**** Material shown ****

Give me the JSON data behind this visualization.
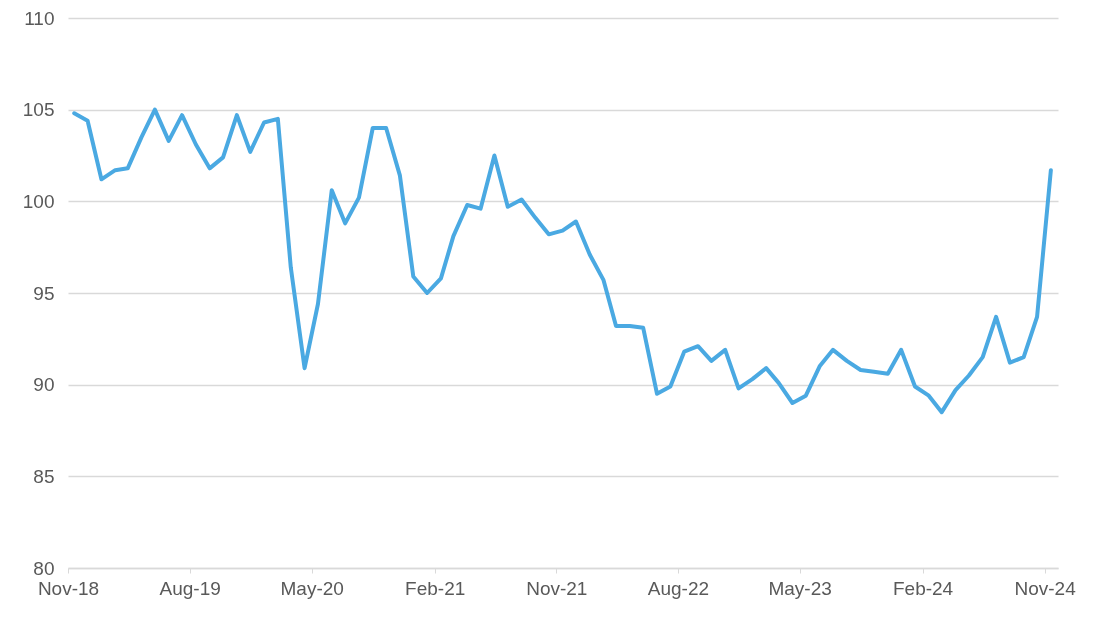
{
  "chart_data": {
    "type": "line",
    "x": [
      "2018-11-15",
      "2018-12-15",
      "2019-01-15",
      "2019-02-15",
      "2019-03-15",
      "2019-04-15",
      "2019-05-15",
      "2019-06-15",
      "2019-07-15",
      "2019-08-15",
      "2019-09-15",
      "2019-10-15",
      "2019-11-15",
      "2019-12-15",
      "2020-01-15",
      "2020-02-15",
      "2020-03-15",
      "2020-04-15",
      "2020-05-15",
      "2020-06-15",
      "2020-07-15",
      "2020-08-15",
      "2020-09-15",
      "2020-10-15",
      "2020-11-15",
      "2020-12-15",
      "2021-01-15",
      "2021-02-15",
      "2021-03-15",
      "2021-04-15",
      "2021-05-15",
      "2021-06-15",
      "2021-07-15",
      "2021-08-15",
      "2021-09-15",
      "2021-10-15",
      "2021-11-15",
      "2021-12-15",
      "2022-01-15",
      "2022-02-15",
      "2022-03-15",
      "2022-04-15",
      "2022-05-15",
      "2022-06-15",
      "2022-07-15",
      "2022-08-15",
      "2022-09-15",
      "2022-10-15",
      "2022-11-15",
      "2022-12-15",
      "2023-01-15",
      "2023-02-15",
      "2023-03-15",
      "2023-04-15",
      "2023-05-15",
      "2023-06-15",
      "2023-07-15",
      "2023-08-15",
      "2023-09-15",
      "2023-10-15",
      "2023-11-15",
      "2023-12-15",
      "2024-01-15",
      "2024-02-15",
      "2024-03-15",
      "2024-04-15",
      "2024-05-15",
      "2024-06-15",
      "2024-07-15",
      "2024-08-15",
      "2024-09-15",
      "2024-10-15",
      "2024-11-15"
    ],
    "series": [
      {
        "color": "#4aa9e2",
        "values": [
          104.8,
          104.4,
          101.2,
          101.7,
          101.8,
          103.5,
          105.0,
          103.3,
          104.7,
          103.1,
          101.8,
          102.4,
          104.7,
          102.7,
          104.3,
          104.5,
          96.4,
          90.9,
          94.4,
          100.6,
          98.8,
          100.2,
          104.0,
          104.0,
          101.4,
          95.9,
          95.0,
          95.8,
          98.1,
          99.8,
          99.6,
          102.5,
          99.7,
          100.1,
          99.1,
          98.2,
          98.4,
          98.9,
          97.1,
          95.7,
          93.2,
          93.2,
          93.1,
          89.5,
          89.9,
          91.8,
          92.1,
          91.3,
          91.9,
          89.8,
          90.3,
          90.9,
          90.1,
          89.0,
          89.4,
          91.0,
          91.9,
          91.3,
          90.8,
          90.7,
          90.6,
          91.9,
          89.9,
          89.4,
          88.5,
          89.7,
          90.5,
          91.5,
          93.7,
          91.2,
          91.5,
          93.7,
          101.7
        ]
      }
    ],
    "xlim": [
      "2018-11-01",
      "2024-12-01"
    ],
    "xticks": [
      {
        "value": "2018-11-01",
        "label": "Nov-18"
      },
      {
        "value": "2019-08-01",
        "label": "Aug-19"
      },
      {
        "value": "2020-05-01",
        "label": "May-20"
      },
      {
        "value": "2021-02-01",
        "label": "Feb-21"
      },
      {
        "value": "2021-11-01",
        "label": "Nov-21"
      },
      {
        "value": "2022-08-01",
        "label": "Aug-22"
      },
      {
        "value": "2023-05-01",
        "label": "May-23"
      },
      {
        "value": "2024-02-01",
        "label": "Feb-24"
      },
      {
        "value": "2024-11-01",
        "label": "Nov-24"
      }
    ],
    "ylim": [
      80,
      110
    ],
    "yticks": [
      80,
      85,
      90,
      95,
      100,
      105,
      110
    ],
    "grid": "y",
    "marker": "none",
    "line_style": "solid"
  }
}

****

Goal
Copy all the records above exactly, but leave out the pictures.

Finished answer
Give me the JSON data behind this visualization.
{
  "chart_data": {
    "type": "line",
    "x": [
      "2018-11-15",
      "2018-12-15",
      "2019-01-15",
      "2019-02-15",
      "2019-03-15",
      "2019-04-15",
      "2019-05-15",
      "2019-06-15",
      "2019-07-15",
      "2019-08-15",
      "2019-09-15",
      "2019-10-15",
      "2019-11-15",
      "2019-12-15",
      "2020-01-15",
      "2020-02-15",
      "2020-03-15",
      "2020-04-15",
      "2020-05-15",
      "2020-06-15",
      "2020-07-15",
      "2020-08-15",
      "2020-09-15",
      "2020-10-15",
      "2020-11-15",
      "2020-12-15",
      "2021-01-15",
      "2021-02-15",
      "2021-03-15",
      "2021-04-15",
      "2021-05-15",
      "2021-06-15",
      "2021-07-15",
      "2021-08-15",
      "2021-09-15",
      "2021-10-15",
      "2021-11-15",
      "2021-12-15",
      "2022-01-15",
      "2022-02-15",
      "2022-03-15",
      "2022-04-15",
      "2022-05-15",
      "2022-06-15",
      "2022-07-15",
      "2022-08-15",
      "2022-09-15",
      "2022-10-15",
      "2022-11-15",
      "2022-12-15",
      "2023-01-15",
      "2023-02-15",
      "2023-03-15",
      "2023-04-15",
      "2023-05-15",
      "2023-06-15",
      "2023-07-15",
      "2023-08-15",
      "2023-09-15",
      "2023-10-15",
      "2023-11-15",
      "2023-12-15",
      "2024-01-15",
      "2024-02-15",
      "2024-03-15",
      "2024-04-15",
      "2024-05-15",
      "2024-06-15",
      "2024-07-15",
      "2024-08-15",
      "2024-09-15",
      "2024-10-15",
      "2024-11-15"
    ],
    "series": [
      {
        "color": "#4aa9e2",
        "values": [
          104.8,
          104.4,
          101.2,
          101.7,
          101.8,
          103.5,
          105.0,
          103.3,
          104.7,
          103.1,
          101.8,
          102.4,
          104.7,
          102.7,
          104.3,
          104.5,
          96.4,
          90.9,
          94.4,
          100.6,
          98.8,
          100.2,
          104.0,
          104.0,
          101.4,
          95.9,
          95.0,
          95.8,
          98.1,
          99.8,
          99.6,
          102.5,
          99.7,
          100.1,
          99.1,
          98.2,
          98.4,
          98.9,
          97.1,
          95.7,
          93.2,
          93.2,
          93.1,
          89.5,
          89.9,
          91.8,
          92.1,
          91.3,
          91.9,
          89.8,
          90.3,
          90.9,
          90.1,
          89.0,
          89.4,
          91.0,
          91.9,
          91.3,
          90.8,
          90.7,
          90.6,
          91.9,
          89.9,
          89.4,
          88.5,
          89.7,
          90.5,
          91.5,
          93.7,
          91.2,
          91.5,
          93.7,
          101.7
        ]
      }
    ],
    "xlim": [
      "2018-11-01",
      "2024-12-01"
    ],
    "xticks": [
      {
        "value": "2018-11-01",
        "label": "Nov-18"
      },
      {
        "value": "2019-08-01",
        "label": "Aug-19"
      },
      {
        "value": "2020-05-01",
        "label": "May-20"
      },
      {
        "value": "2021-02-01",
        "label": "Feb-21"
      },
      {
        "value": "2021-11-01",
        "label": "Nov-21"
      },
      {
        "value": "2022-08-01",
        "label": "Aug-22"
      },
      {
        "value": "2023-05-01",
        "label": "May-23"
      },
      {
        "value": "2024-02-01",
        "label": "Feb-24"
      },
      {
        "value": "2024-11-01",
        "label": "Nov-24"
      }
    ],
    "ylim": [
      80,
      110
    ],
    "yticks": [
      80,
      85,
      90,
      95,
      100,
      105,
      110
    ],
    "grid": "y",
    "marker": "none",
    "line_style": "solid"
  }
}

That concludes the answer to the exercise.